## begin The records
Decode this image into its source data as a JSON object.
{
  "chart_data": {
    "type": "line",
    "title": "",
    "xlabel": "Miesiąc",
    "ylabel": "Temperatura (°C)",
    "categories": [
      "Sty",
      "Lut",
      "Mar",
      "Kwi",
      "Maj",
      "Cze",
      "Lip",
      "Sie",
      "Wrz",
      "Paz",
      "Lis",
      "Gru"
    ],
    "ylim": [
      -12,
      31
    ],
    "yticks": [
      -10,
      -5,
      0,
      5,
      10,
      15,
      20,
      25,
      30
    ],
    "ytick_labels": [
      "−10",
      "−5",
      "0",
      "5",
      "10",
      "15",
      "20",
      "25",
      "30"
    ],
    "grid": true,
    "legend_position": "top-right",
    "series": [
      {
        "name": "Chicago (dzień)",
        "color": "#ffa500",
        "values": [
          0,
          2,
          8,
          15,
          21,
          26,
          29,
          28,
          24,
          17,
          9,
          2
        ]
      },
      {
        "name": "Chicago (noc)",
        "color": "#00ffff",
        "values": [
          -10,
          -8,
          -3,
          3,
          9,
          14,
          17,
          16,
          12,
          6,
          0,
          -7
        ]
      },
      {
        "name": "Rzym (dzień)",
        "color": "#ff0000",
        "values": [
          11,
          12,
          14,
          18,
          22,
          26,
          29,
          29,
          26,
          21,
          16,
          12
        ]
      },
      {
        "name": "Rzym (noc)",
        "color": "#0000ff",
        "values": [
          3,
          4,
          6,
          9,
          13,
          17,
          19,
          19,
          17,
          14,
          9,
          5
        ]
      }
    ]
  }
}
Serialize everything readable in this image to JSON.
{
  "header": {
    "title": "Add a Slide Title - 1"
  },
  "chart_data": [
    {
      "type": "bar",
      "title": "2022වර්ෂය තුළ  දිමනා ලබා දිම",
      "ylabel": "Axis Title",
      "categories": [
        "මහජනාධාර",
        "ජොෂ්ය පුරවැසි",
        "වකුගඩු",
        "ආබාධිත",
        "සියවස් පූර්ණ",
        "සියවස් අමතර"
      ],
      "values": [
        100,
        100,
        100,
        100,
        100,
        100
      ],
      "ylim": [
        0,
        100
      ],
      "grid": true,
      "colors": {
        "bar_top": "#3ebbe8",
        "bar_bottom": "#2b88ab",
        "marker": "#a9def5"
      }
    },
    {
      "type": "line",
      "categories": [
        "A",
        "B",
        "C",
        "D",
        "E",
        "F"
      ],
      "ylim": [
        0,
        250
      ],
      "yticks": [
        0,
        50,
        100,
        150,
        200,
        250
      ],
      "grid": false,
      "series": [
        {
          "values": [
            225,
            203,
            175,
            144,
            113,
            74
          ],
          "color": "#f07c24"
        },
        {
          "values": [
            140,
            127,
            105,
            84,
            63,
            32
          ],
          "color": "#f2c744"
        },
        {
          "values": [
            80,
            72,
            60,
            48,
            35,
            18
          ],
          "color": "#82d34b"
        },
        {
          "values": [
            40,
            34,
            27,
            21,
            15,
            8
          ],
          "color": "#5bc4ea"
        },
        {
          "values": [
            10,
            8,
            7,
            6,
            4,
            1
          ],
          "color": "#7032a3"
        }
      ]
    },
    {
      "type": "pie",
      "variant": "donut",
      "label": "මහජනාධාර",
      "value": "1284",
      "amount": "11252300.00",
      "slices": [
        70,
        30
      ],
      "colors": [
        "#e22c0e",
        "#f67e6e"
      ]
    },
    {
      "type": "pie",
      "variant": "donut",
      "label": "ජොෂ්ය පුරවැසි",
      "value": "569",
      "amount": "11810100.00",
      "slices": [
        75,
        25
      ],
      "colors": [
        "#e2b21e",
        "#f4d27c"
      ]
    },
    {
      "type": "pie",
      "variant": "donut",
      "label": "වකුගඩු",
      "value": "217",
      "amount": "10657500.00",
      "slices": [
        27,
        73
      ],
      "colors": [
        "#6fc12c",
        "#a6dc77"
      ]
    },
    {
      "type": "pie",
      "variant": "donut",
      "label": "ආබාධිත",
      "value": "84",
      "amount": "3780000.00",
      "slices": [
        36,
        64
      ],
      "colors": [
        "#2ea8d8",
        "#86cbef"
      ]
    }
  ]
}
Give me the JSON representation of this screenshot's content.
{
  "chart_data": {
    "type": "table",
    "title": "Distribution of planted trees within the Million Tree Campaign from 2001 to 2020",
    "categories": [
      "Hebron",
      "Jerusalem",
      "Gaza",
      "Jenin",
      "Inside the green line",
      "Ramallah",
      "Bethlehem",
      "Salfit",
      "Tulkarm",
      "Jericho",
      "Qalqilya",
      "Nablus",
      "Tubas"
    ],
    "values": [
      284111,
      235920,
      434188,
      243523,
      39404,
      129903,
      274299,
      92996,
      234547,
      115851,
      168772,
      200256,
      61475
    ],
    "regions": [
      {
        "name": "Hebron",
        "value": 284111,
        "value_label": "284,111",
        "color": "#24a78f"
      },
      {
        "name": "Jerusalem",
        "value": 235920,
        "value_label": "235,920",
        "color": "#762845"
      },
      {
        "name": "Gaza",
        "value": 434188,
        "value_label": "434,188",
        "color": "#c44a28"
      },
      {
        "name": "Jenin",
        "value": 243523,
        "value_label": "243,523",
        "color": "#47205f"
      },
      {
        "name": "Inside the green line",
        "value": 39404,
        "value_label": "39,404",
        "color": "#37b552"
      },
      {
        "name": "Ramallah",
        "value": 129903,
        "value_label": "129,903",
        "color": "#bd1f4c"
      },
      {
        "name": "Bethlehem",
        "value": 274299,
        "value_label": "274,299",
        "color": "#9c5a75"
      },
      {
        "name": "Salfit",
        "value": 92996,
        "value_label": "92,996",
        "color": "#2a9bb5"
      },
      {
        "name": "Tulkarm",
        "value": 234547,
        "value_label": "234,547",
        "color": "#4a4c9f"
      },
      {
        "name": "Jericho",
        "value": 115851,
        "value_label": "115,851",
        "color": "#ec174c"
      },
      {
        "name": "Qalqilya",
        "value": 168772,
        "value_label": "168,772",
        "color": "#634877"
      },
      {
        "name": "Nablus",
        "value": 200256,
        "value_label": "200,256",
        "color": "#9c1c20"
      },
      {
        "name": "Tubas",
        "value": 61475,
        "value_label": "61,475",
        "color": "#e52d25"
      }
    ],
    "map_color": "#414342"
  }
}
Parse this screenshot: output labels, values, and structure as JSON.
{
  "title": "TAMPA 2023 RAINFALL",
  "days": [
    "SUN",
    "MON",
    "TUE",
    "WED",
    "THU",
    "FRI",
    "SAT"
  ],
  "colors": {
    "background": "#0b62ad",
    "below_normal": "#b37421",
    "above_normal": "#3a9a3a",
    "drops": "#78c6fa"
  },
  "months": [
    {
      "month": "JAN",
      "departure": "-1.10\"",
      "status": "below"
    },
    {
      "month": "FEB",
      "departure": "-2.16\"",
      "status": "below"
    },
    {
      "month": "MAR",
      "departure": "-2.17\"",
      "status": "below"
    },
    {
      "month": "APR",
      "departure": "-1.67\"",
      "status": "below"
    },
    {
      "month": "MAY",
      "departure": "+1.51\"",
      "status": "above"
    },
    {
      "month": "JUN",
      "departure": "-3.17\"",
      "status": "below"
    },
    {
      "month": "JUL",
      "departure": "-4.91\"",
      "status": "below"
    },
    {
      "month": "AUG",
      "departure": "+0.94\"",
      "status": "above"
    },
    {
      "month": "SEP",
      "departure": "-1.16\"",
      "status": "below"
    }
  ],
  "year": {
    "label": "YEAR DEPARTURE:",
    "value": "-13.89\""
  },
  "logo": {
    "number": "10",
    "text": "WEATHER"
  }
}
## end The records
Exercise brief:
Give the data again, exactly as it stands.

Task response:
Decode this image into its source data as a JSON object.
{
  "chart_data": {
    "type": "line",
    "title": "",
    "xlabel": "Miesiąc",
    "ylabel": "Temperatura (°C)",
    "categories": [
      "Sty",
      "Lut",
      "Mar",
      "Kwi",
      "Maj",
      "Cze",
      "Lip",
      "Sie",
      "Wrz",
      "Paz",
      "Lis",
      "Gru"
    ],
    "ylim": [
      -12,
      31
    ],
    "yticks": [
      -10,
      -5,
      0,
      5,
      10,
      15,
      20,
      25,
      30
    ],
    "ytick_labels": [
      "−10",
      "−5",
      "0",
      "5",
      "10",
      "15",
      "20",
      "25",
      "30"
    ],
    "grid": true,
    "legend_position": "top-right",
    "series": [
      {
        "name": "Chicago (dzień)",
        "color": "#ffa500",
        "values": [
          0,
          2,
          8,
          15,
          21,
          26,
          29,
          28,
          24,
          17,
          9,
          2
        ]
      },
      {
        "name": "Chicago (noc)",
        "color": "#00ffff",
        "values": [
          -10,
          -8,
          -3,
          3,
          9,
          14,
          17,
          16,
          12,
          6,
          0,
          -7
        ]
      },
      {
        "name": "Rzym (dzień)",
        "color": "#ff0000",
        "values": [
          11,
          12,
          14,
          18,
          22,
          26,
          29,
          29,
          26,
          21,
          16,
          12
        ]
      },
      {
        "name": "Rzym (noc)",
        "color": "#0000ff",
        "values": [
          3,
          4,
          6,
          9,
          13,
          17,
          19,
          19,
          17,
          14,
          9,
          5
        ]
      }
    ]
  }
}
Serialize everything readable in this image to JSON.
{
  "header": {
    "title": "Add a Slide Title - 1"
  },
  "chart_data": [
    {
      "type": "bar",
      "title": "2022වර්ෂය තුළ  දිමනා ලබා දිම",
      "ylabel": "Axis Title",
      "categories": [
        "මහජනාධාර",
        "ජොෂ්ය පුරවැසි",
        "වකුගඩු",
        "ආබාධිත",
        "සියවස් පූර්ණ",
        "සියවස් අමතර"
      ],
      "values": [
        100,
        100,
        100,
        100,
        100,
        100
      ],
      "ylim": [
        0,
        100
      ],
      "grid": true,
      "colors": {
        "bar_top": "#3ebbe8",
        "bar_bottom": "#2b88ab",
        "marker": "#a9def5"
      }
    },
    {
      "type": "line",
      "categories": [
        "A",
        "B",
        "C",
        "D",
        "E",
        "F"
      ],
      "ylim": [
        0,
        250
      ],
      "yticks": [
        0,
        50,
        100,
        150,
        200,
        250
      ],
      "grid": false,
      "series": [
        {
          "values": [
            225,
            203,
            175,
            144,
            113,
            74
          ],
          "color": "#f07c24"
        },
        {
          "values": [
            140,
            127,
            105,
            84,
            63,
            32
          ],
          "color": "#f2c744"
        },
        {
          "values": [
            80,
            72,
            60,
            48,
            35,
            18
          ],
          "color": "#82d34b"
        },
        {
          "values": [
            40,
            34,
            27,
            21,
            15,
            8
          ],
          "color": "#5bc4ea"
        },
        {
          "values": [
            10,
            8,
            7,
            6,
            4,
            1
          ],
          "color": "#7032a3"
        }
      ]
    },
    {
      "type": "pie",
      "variant": "donut",
      "label": "මහජනාධාර",
      "value": "1284",
      "amount": "11252300.00",
      "slices": [
        70,
        30
      ],
      "colors": [
        "#e22c0e",
        "#f67e6e"
      ]
    },
    {
      "type": "pie",
      "variant": "donut",
      "label": "ජොෂ්ය පුරවැසි",
      "value": "569",
      "amount": "11810100.00",
      "slices": [
        75,
        25
      ],
      "colors": [
        "#e2b21e",
        "#f4d27c"
      ]
    },
    {
      "type": "pie",
      "variant": "donut",
      "label": "වකුගඩු",
      "value": "217",
      "amount": "10657500.00",
      "slices": [
        27,
        73
      ],
      "colors": [
        "#6fc12c",
        "#a6dc77"
      ]
    },
    {
      "type": "pie",
      "variant": "donut",
      "label": "ආබාධිත",
      "value": "84",
      "amount": "3780000.00",
      "slices": [
        36,
        64
      ],
      "colors": [
        "#2ea8d8",
        "#86cbef"
      ]
    }
  ]
}
Give me the JSON representation of this screenshot's content.
{
  "chart_data": {
    "type": "table",
    "title": "Distribution of planted trees within the Million Tree Campaign from 2001 to 2020",
    "categories": [
      "Hebron",
      "Jerusalem",
      "Gaza",
      "Jenin",
      "Inside the green line",
      "Ramallah",
      "Bethlehem",
      "Salfit",
      "Tulkarm",
      "Jericho",
      "Qalqilya",
      "Nablus",
      "Tubas"
    ],
    "values": [
      284111,
      235920,
      434188,
      243523,
      39404,
      129903,
      274299,
      92996,
      234547,
      115851,
      168772,
      200256,
      61475
    ],
    "regions": [
      {
        "name": "Hebron",
        "value": 284111,
        "value_label": "284,111",
        "color": "#24a78f"
      },
      {
        "name": "Jerusalem",
        "value": 235920,
        "value_label": "235,920",
        "color": "#762845"
      },
      {
        "name": "Gaza",
        "value": 434188,
        "value_label": "434,188",
        "color": "#c44a28"
      },
      {
        "name": "Jenin",
        "value": 243523,
        "value_label": "243,523",
        "color": "#47205f"
      },
      {
        "name": "Inside the green line",
        "value": 39404,
        "value_label": "39,404",
        "color": "#37b552"
      },
      {
        "name": "Ramallah",
        "value": 129903,
        "value_label": "129,903",
        "color": "#bd1f4c"
      },
      {
        "name": "Bethlehem",
        "value": 274299,
        "value_label": "274,299",
        "color": "#9c5a75"
      },
      {
        "name": "Salfit",
        "value": 92996,
        "value_label": "92,996",
        "color": "#2a9bb5"
      },
      {
        "name": "Tulkarm",
        "value": 234547,
        "value_label": "234,547",
        "color": "#4a4c9f"
      },
      {
        "name": "Jericho",
        "value": 115851,
        "value_label": "115,851",
        "color": "#ec174c"
      },
      {
        "name": "Qalqilya",
        "value": 168772,
        "value_label": "168,772",
        "color": "#634877"
      },
      {
        "name": "Nablus",
        "value": 200256,
        "value_label": "200,256",
        "color": "#9c1c20"
      },
      {
        "name": "Tubas",
        "value": 61475,
        "value_label": "61,475",
        "color": "#e52d25"
      }
    ],
    "map_color": "#414342"
  }
}
Parse this screenshot: output labels, values, and structure as JSON.
{
  "title": "TAMPA 2023 RAINFALL",
  "days": [
    "SUN",
    "MON",
    "TUE",
    "WED",
    "THU",
    "FRI",
    "SAT"
  ],
  "colors": {
    "background": "#0b62ad",
    "below_normal": "#b37421",
    "above_normal": "#3a9a3a",
    "drops": "#78c6fa"
  },
  "months": [
    {
      "month": "JAN",
      "departure": "-1.10\"",
      "status": "below"
    },
    {
      "month": "FEB",
      "departure": "-2.16\"",
      "status": "below"
    },
    {
      "month": "MAR",
      "departure": "-2.17\"",
      "status": "below"
    },
    {
      "month": "APR",
      "departure": "-1.67\"",
      "status": "below"
    },
    {
      "month": "MAY",
      "departure": "+1.51\"",
      "status": "above"
    },
    {
      "month": "JUN",
      "departure": "-3.17\"",
      "status": "below"
    },
    {
      "month": "JUL",
      "departure": "-4.91\"",
      "status": "below"
    },
    {
      "month": "AUG",
      "departure": "+0.94\"",
      "status": "above"
    },
    {
      "month": "SEP",
      "departure": "-1.16\"",
      "status": "below"
    }
  ],
  "year": {
    "label": "YEAR DEPARTURE:",
    "value": "-13.89\""
  },
  "logo": {
    "number": "10",
    "text": "WEATHER"
  }
}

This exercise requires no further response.